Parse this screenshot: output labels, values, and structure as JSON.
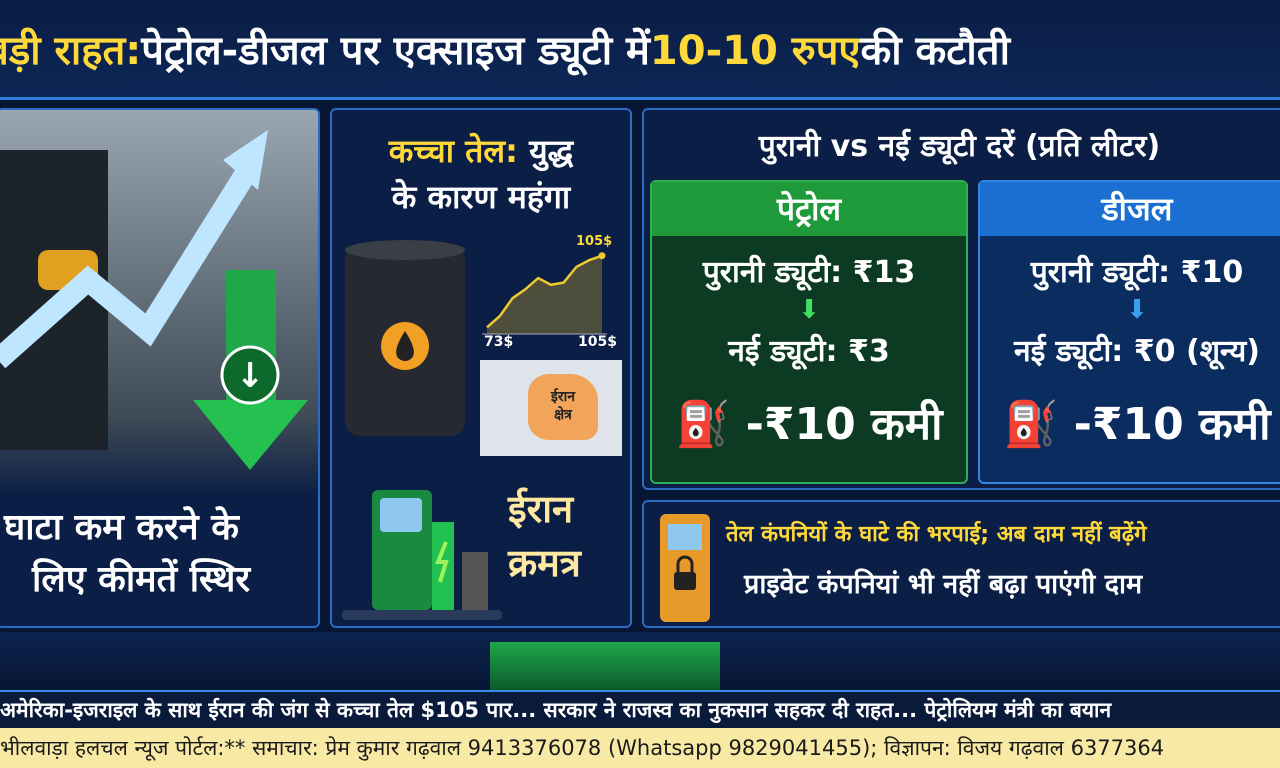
{
  "header": {
    "title_prefix": "बड़ी राहत:",
    "title_main": " पेट्रोल-डीजल पर एक्साइज ड्यूटी में ",
    "title_highlight": "10-10 रुपए",
    "title_suffix": " की कटौती"
  },
  "left_panel": {
    "line1": "घाटा कम करने के",
    "line2": "लिए कीमतें स्थिर"
  },
  "middle_panel": {
    "title_yellow": "कच्चा तेल:",
    "title_white1": " युद्ध",
    "title_white2": "के कारण महंगा",
    "chart_peak_label": "105$",
    "chart_start_label": "73$",
    "chart_end_label": "105$",
    "map_label1": "ईरान",
    "map_label2": "क्षेत्र",
    "bottom_label1": "ईरान",
    "bottom_label2": "क्रमत्र"
  },
  "chart_data": {
    "type": "area",
    "x_labels": [
      "73$",
      "105$"
    ],
    "values": [
      73,
      78,
      86,
      90,
      95,
      92,
      93,
      100,
      103,
      105
    ],
    "annotations": [
      "105$"
    ]
  },
  "duty": {
    "title": "पुरानी vs नई ड्यूटी दरें (प्रति लीटर)",
    "cards": [
      {
        "name": "पेट्रोल",
        "old": "पुरानी ड्यूटी: ₹13",
        "new": "नई ड्यूटी: ₹3",
        "cut": "-₹10 कमी",
        "color": "#1e9a3a"
      },
      {
        "name": "डीजल",
        "old": "पुरानी ड्यूटी: ₹10",
        "new": "नई ड्यूटी: ₹0 (शून्य)",
        "cut": "-₹10 कमी",
        "color": "#1a6fd0"
      }
    ]
  },
  "companies": {
    "line1": "तेल कंपनियों के घाटे की भरपाई; अब दाम नहीं बढ़ेंगे",
    "line2": "प्राइवेट कंपनियां भी नहीं बढ़ा पाएंगी दाम"
  },
  "ticker": "अमेरिका-इजराइल के साथ ईरान की जंग से कच्चा तेल $105 पार... सरकार ने राजस्व का नुकसान सहकर दी राहत... पेट्रोलियम मंत्री का बयान",
  "footer": "भीलवाड़ा हलचल न्यूज पोर्टल:** समाचार: प्रेम कुमार गढ़वाल 9413376078 (Whatsapp 9829041455); विज्ञापन: विजय गढ़वाल 6377364"
}
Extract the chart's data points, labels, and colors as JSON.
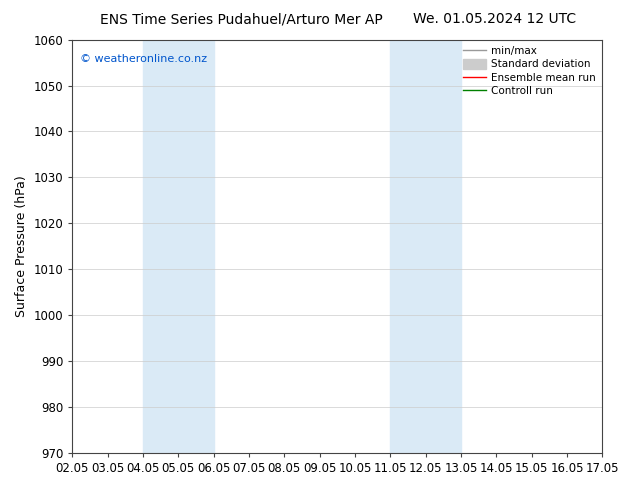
{
  "title_left": "ENS Time Series Pudahuel/Arturo Mer AP",
  "title_right": "We. 01.05.2024 12 UTC",
  "ylabel": "Surface Pressure (hPa)",
  "ylim": [
    970,
    1060
  ],
  "yticks": [
    970,
    980,
    990,
    1000,
    1010,
    1020,
    1030,
    1040,
    1050,
    1060
  ],
  "xtick_labels": [
    "02.05",
    "03.05",
    "04.05",
    "05.05",
    "06.05",
    "07.05",
    "08.05",
    "09.05",
    "10.05",
    "11.05",
    "12.05",
    "13.05",
    "14.05",
    "15.05",
    "16.05",
    "17.05"
  ],
  "xlim": [
    0,
    15
  ],
  "shaded_regions": [
    {
      "x_start": 2,
      "x_end": 4,
      "color": "#daeaf6"
    },
    {
      "x_start": 9,
      "x_end": 11,
      "color": "#daeaf6"
    }
  ],
  "watermark_text": "© weatheronline.co.nz",
  "watermark_color": "#0055cc",
  "background_color": "#ffffff",
  "plot_bg_color": "#ffffff",
  "legend_items": [
    {
      "label": "min/max",
      "color": "#999999",
      "lw": 1.0,
      "type": "line"
    },
    {
      "label": "Standard deviation",
      "color": "#cccccc",
      "lw": 5,
      "type": "bar"
    },
    {
      "label": "Ensemble mean run",
      "color": "#ff0000",
      "lw": 1.0,
      "type": "line"
    },
    {
      "label": "Controll run",
      "color": "#008000",
      "lw": 1.0,
      "type": "line"
    }
  ],
  "title_fontsize": 10,
  "ylabel_fontsize": 9,
  "tick_fontsize": 8.5,
  "watermark_fontsize": 8,
  "legend_fontsize": 7.5
}
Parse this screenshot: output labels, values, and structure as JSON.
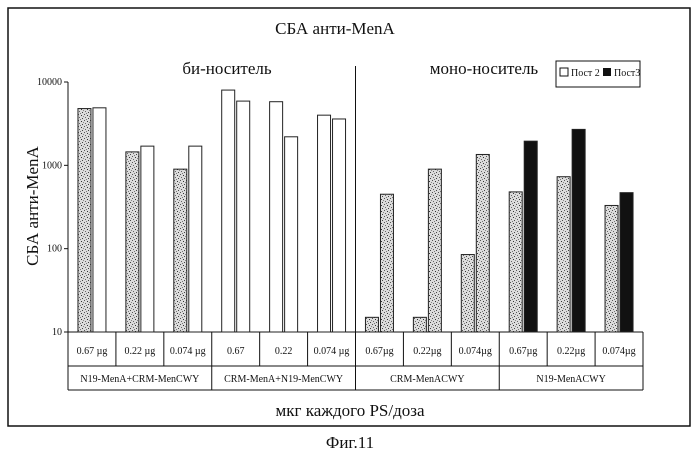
{
  "chart_data": {
    "type": "bar",
    "title": "СБА анти-MenA",
    "ylabel": "СБА анти-MenA",
    "xlabel": "мкг каждого PS/доза",
    "caption": "Фиг.11",
    "yscale": "log",
    "ylim": [
      10,
      10000
    ],
    "yticks": [
      "10",
      "100",
      "1000",
      "10000"
    ],
    "section_labels": [
      "би-носитель",
      "моно-носитель"
    ],
    "groups": [
      "N19-MenA+CRM-MenCWY",
      "CRM-MenA+N19-MenCWY",
      "CRM-MenACWY",
      "N19-MenACWY"
    ],
    "categories": [
      "0.67 µg",
      "0.22 µg",
      "0.074 µg",
      "0.67",
      "0.22",
      "0.074 µg",
      "0.67µg",
      "0.22µg",
      "0.074µg",
      "0.67µg",
      "0.22µg",
      "0.074µg"
    ],
    "series": [
      {
        "name": "Пост 2",
        "values": [
          4800,
          1450,
          900,
          8000,
          5800,
          4000,
          15,
          15,
          85,
          480,
          730,
          330
        ]
      },
      {
        "name": "Пост3",
        "values": [
          4900,
          1700,
          1700,
          5900,
          2200,
          3600,
          450,
          900,
          1350,
          1950,
          2700,
          470
        ]
      }
    ],
    "legend": "top-right",
    "grid": false
  }
}
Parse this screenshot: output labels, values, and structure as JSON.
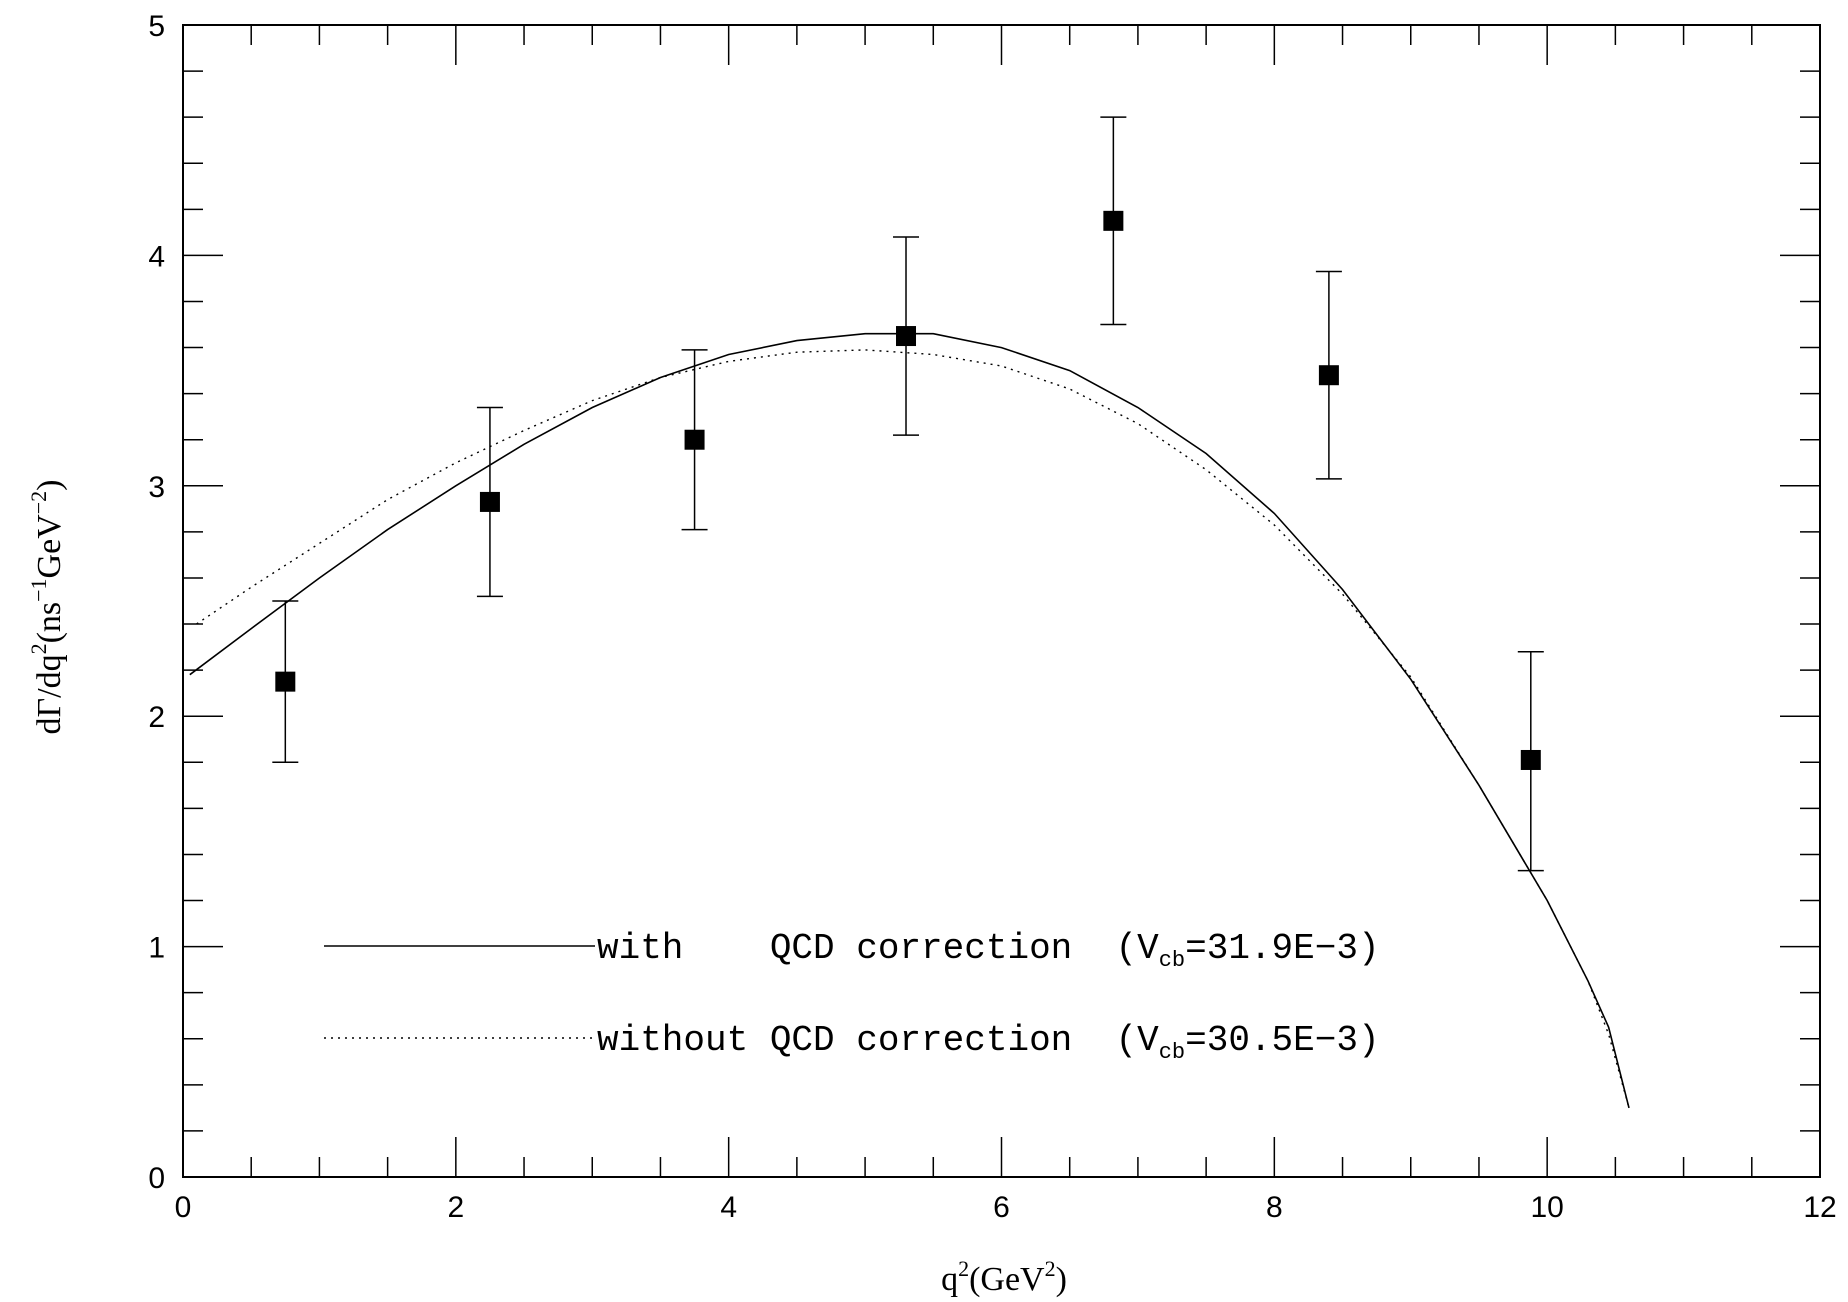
{
  "chart_data": {
    "type": "scatter",
    "title": "",
    "xlabel": {
      "base": "q",
      "sup": "2",
      "unit_open": "(GeV",
      "unit_sup": "2",
      "unit_close": ")"
    },
    "ylabel": {
      "text": "dΓ/dq",
      "sup1": "2",
      "paren": "(ns",
      "sup2": "−1",
      "mid": "GeV",
      "sup3": "−2",
      "close": ")"
    },
    "xlim": [
      0,
      12
    ],
    "ylim": [
      0,
      5
    ],
    "x_ticks": [
      "0",
      "2",
      "4",
      "6",
      "8",
      "10",
      "12"
    ],
    "y_ticks": [
      "0",
      "1",
      "2",
      "3",
      "4",
      "5"
    ],
    "grid": false,
    "data_points": [
      {
        "x": 0.75,
        "y": 2.15,
        "lo": 1.8,
        "hi": 2.5
      },
      {
        "x": 2.25,
        "y": 2.93,
        "lo": 2.52,
        "hi": 3.34
      },
      {
        "x": 3.75,
        "y": 3.2,
        "lo": 2.81,
        "hi": 3.59
      },
      {
        "x": 5.3,
        "y": 3.65,
        "lo": 3.22,
        "hi": 4.08
      },
      {
        "x": 6.82,
        "y": 4.15,
        "lo": 3.7,
        "hi": 4.6
      },
      {
        "x": 8.4,
        "y": 3.48,
        "lo": 3.03,
        "hi": 3.93
      },
      {
        "x": 9.88,
        "y": 1.81,
        "lo": 1.33,
        "hi": 2.28
      }
    ],
    "series": [
      {
        "style": "solid",
        "legend_prefix": "with    QCD correction  (V",
        "legend_sub": "cb",
        "legend_suffix": "=31.9E−3)",
        "x": [
          0.05,
          0.5,
          1.0,
          1.5,
          2.0,
          2.5,
          3.0,
          3.5,
          4.0,
          4.5,
          5.0,
          5.5,
          6.0,
          6.5,
          7.0,
          7.5,
          8.0,
          8.5,
          9.0,
          9.5,
          10.0,
          10.3,
          10.45,
          10.6
        ],
        "y": [
          2.18,
          2.38,
          2.6,
          2.81,
          3.0,
          3.18,
          3.34,
          3.47,
          3.57,
          3.63,
          3.66,
          3.66,
          3.6,
          3.5,
          3.34,
          3.14,
          2.88,
          2.55,
          2.16,
          1.7,
          1.2,
          0.85,
          0.65,
          0.3
        ]
      },
      {
        "style": "dotted",
        "legend_prefix": "without QCD correction  (V",
        "legend_sub": "cb",
        "legend_suffix": "=30.5E−3)",
        "x": [
          0.1,
          0.5,
          1.0,
          1.5,
          2.0,
          2.5,
          3.0,
          3.5,
          4.0,
          4.5,
          5.0,
          5.5,
          6.0,
          6.5,
          7.0,
          7.5,
          8.0,
          8.5,
          9.0,
          9.5,
          10.0,
          10.3,
          10.45,
          10.6
        ],
        "y": [
          2.4,
          2.56,
          2.75,
          2.94,
          3.1,
          3.24,
          3.37,
          3.47,
          3.54,
          3.58,
          3.59,
          3.57,
          3.52,
          3.42,
          3.27,
          3.07,
          2.83,
          2.53,
          2.17,
          1.7,
          1.2,
          0.85,
          0.62,
          0.3
        ]
      }
    ]
  }
}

Exercise task >>
Pick out the lines above that hold the string "ffffff" and show them.

Result for this exercise >>
  "background_color": "#ffffff",
  "plot_bg_color": "#ffffff",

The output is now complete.